## CONSIGNES
1 – Traduisez en anglais cette phrase du texte : « Cette dette a considérablement entravé le développement de l’un des pays les plus pauvres du monde. »
2 – D’après le texte, en quelle année la Californie vota-t-elle un texte emblématique ?
3 – Recopiez le passage du texte commençant par « Le 1er janvier » et se poursuivant jusqu’à « des Associations Noires) », en substituant « Saint-Domingue » à « Haïti ».

## TEXTE

● ● ● ●

Une tribune pour les luttes

Esclavage : une nouvelle bataille contre l’oubli

Jean-Paul Makengo, président de l’Eccar et Louis-Georges Tin, président du Cran
+ Après l’abolition de l’esclavage… l’esclavage toujours Par Olivier Le Cour Grandmaison

Article mis en ligne le vendredi 10 mai 2013

Le 1er janvier 1804, Haïti proclame son indépendance, obtenue après une longue guerre. Jusque dans les années 50, le premier État noir de l’histoire moderne a remboursé à la France, ex-puissance coloniale, une dette qui équivaudrait à 17 milliards d’euros d’aujourd’hui. Cette dette a considérablement entravé le développement de l’un des pays les plus pauvres du monde.


Esclavage : une nouvelle bataille contre l’oubli

Jean-Paul Makengo, président de l’Eccar (European Coalition of Cities Against Racism) et Louis-Georges Tin, président du Cran (Conseil Représentatif des Associations Noires)

En l’an 2000, la Californie vota un texte emblématique. Cette loi exigeait que les compagnies d’assurances travaillant avec l’Etat ouvrent leurs archives et révèlent si elles avaient par le passé bénéficié de l’esclavage en quelque façon. Selon les auteurs du texte, « les descendants d’esclaves, dont les ancêtres ont été considérés comme des biens meubles, déshumanisés, enlevés à leurs familles, soumis au travail forcé sans bénéfices ni compensations, tandis que les ancêtres des propriétaires ont reçu des compensations de la part des assurances, ont droit à une entière transparence sur ces questions ». Dans les années qui suivirent, des textes plus ou moins semblables furent votés dans l’Iowa, dans l’Illinois, à Chicago, à Los Angeles, à Cleveland, à Atlanta, à Baltimore, à Dallas, à Philadelphie, à Detroit, à New York, à Berkeley, à Milwaukee, à Oakland, à Philadelphie, à San Francisco, etc.

● ● ● ●

## RELEVÉ DES DONNÉES
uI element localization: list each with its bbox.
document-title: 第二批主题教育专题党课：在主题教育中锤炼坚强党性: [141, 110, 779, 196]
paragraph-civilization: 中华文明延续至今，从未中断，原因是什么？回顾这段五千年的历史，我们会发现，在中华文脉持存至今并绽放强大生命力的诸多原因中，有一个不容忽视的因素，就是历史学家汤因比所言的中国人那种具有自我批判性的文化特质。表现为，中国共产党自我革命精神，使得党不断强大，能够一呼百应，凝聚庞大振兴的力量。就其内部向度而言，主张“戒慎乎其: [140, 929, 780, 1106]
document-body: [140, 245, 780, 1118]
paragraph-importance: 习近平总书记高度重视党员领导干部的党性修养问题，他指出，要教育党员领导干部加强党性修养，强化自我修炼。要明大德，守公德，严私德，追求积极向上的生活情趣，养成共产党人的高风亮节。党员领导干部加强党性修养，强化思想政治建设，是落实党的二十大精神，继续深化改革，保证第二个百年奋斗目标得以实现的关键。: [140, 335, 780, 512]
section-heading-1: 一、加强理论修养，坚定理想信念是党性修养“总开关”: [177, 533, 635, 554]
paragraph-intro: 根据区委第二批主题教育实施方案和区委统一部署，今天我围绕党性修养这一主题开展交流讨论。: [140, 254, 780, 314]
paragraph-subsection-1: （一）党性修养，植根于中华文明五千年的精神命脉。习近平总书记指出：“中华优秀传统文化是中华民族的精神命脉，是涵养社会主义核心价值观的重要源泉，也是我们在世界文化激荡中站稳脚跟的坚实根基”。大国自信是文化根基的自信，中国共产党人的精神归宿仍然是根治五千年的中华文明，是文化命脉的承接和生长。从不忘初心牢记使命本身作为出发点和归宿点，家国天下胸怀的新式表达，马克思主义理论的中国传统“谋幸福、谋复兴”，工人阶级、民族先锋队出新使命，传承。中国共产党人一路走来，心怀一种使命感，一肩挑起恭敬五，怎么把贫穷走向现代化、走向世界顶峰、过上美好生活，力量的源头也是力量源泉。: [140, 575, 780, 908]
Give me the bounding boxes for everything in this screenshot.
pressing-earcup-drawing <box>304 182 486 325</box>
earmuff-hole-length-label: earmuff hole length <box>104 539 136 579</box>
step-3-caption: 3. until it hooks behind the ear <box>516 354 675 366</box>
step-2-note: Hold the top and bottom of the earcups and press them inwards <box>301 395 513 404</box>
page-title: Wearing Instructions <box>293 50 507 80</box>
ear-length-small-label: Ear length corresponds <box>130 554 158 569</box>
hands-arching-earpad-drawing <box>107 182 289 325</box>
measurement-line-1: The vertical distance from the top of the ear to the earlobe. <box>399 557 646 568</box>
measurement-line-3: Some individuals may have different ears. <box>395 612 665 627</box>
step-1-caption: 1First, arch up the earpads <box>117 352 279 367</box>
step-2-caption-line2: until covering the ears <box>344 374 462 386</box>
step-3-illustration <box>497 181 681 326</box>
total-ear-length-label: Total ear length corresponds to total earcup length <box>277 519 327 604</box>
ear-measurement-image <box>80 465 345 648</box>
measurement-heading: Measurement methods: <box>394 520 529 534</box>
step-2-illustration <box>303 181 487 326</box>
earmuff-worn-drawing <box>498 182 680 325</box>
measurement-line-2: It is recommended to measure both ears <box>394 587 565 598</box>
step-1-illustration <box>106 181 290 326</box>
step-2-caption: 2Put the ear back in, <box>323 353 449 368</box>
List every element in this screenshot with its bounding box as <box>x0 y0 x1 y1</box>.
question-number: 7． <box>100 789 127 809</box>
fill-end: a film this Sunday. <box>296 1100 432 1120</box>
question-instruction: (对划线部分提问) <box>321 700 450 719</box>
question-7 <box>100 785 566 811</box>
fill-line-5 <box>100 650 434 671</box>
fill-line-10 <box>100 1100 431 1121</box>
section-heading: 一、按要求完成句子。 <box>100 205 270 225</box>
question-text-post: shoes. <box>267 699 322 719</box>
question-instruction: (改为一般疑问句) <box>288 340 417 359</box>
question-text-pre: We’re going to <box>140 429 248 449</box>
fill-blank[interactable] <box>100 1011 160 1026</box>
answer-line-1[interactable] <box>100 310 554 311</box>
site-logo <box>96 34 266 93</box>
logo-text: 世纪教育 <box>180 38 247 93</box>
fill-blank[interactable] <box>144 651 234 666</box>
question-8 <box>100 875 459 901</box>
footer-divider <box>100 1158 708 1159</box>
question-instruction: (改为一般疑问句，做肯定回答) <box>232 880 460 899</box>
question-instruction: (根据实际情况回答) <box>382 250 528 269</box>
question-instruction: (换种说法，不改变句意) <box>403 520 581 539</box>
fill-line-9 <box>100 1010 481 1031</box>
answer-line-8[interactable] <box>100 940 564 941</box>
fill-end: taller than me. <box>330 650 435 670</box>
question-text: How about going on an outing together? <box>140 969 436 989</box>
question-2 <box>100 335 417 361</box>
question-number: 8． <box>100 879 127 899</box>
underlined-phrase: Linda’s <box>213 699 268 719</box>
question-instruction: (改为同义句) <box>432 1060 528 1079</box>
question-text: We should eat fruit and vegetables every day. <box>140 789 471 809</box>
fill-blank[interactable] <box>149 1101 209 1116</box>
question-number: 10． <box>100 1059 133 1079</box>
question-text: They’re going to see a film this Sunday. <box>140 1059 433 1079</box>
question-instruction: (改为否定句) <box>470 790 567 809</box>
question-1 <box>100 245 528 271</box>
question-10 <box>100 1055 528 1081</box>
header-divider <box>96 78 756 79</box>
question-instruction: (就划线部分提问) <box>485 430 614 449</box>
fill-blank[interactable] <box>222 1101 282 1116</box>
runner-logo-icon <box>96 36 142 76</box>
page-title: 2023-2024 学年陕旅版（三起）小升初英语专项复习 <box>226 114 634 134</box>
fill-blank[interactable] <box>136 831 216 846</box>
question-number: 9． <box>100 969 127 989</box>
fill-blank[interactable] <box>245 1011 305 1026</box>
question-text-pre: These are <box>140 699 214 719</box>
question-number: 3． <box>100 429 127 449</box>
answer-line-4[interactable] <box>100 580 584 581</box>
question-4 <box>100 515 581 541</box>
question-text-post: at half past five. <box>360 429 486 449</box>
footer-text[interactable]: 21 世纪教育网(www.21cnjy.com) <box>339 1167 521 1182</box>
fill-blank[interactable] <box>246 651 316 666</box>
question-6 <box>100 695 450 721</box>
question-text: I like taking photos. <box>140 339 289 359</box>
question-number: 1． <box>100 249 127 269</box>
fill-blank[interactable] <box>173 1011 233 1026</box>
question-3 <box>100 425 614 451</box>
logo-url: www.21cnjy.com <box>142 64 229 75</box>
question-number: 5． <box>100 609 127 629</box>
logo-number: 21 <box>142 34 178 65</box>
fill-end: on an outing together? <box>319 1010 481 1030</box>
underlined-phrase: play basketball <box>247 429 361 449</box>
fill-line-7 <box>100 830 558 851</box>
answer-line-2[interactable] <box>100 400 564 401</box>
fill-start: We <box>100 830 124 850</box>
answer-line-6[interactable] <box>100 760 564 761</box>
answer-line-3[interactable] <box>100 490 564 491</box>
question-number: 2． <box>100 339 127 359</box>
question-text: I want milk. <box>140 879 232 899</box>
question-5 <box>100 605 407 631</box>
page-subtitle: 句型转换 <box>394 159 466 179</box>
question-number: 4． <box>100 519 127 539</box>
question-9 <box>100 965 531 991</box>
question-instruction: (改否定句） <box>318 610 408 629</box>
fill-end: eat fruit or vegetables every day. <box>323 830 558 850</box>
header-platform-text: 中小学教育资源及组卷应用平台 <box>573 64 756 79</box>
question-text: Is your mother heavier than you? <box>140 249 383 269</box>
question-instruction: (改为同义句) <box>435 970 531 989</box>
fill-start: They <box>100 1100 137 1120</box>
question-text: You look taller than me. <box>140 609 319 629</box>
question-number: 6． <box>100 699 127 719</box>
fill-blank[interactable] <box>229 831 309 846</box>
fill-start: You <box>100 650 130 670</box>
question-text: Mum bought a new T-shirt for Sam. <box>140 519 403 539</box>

● ● ● ●

## RÉPONSES
1 – This debt considerably hindered the development of one of the poorest countries in the world.

2 – En l’an 2000.

3 –
Le 1er janvier 1804, Saint-Domingue proclame son indépendance, obtenue après une longue guerre. Jusque dans les années 50, le premier État noir de l’histoire moderne a remboursé à la France, ex-puissance coloniale, une dette qui équivaudrait à 17 milliards d’euros d’aujourd’hui. Cette dette a considérablement entravé le développement de l’un des pays les plus pauvres du monde.


Esclavage : une nouvelle bataille contre l’oubli

Jean-Paul Makengo, président de l’Eccar (European Coalition of Cities Against Racism) et Louis-Georges Tin, président du Cran (Conseil Représentatif des Associations Noires)